• [GIVEN INSTRUCTION] Collect every line below that contains the word "pillars".

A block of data
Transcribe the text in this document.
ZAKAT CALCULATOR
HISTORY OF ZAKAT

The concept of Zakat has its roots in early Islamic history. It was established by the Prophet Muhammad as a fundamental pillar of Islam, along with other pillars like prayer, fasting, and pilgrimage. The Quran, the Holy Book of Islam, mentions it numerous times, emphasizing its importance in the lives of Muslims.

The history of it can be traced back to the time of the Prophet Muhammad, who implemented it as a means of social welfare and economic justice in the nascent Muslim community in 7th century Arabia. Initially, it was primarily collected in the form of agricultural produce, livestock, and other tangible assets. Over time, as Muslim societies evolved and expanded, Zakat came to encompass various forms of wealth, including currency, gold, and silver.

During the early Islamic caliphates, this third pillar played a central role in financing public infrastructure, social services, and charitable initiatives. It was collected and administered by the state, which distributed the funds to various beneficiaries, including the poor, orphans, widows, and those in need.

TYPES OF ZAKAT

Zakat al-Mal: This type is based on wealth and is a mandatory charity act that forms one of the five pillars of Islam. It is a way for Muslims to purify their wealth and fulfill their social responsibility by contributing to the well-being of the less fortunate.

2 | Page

• [RESULT]
The concept of Zakat has its roots in early Islamic history. It was established by the Prophet Muhammad as a fundamental pillar of Islam, along with other pillars like prayer, fasting, and pilgrimage. The Quran, the Holy Book of Islam, mentions it numerous times, emphasizing its importance in the lives of Muslims.
Zakat al-Mal: This type is based on wealth and is a mandatory charity act that forms one of the five pillars of Islam. It is a way for Muslims to purify their wealth and fulfill their social responsibility by contributing to the well-being of the less fortunate.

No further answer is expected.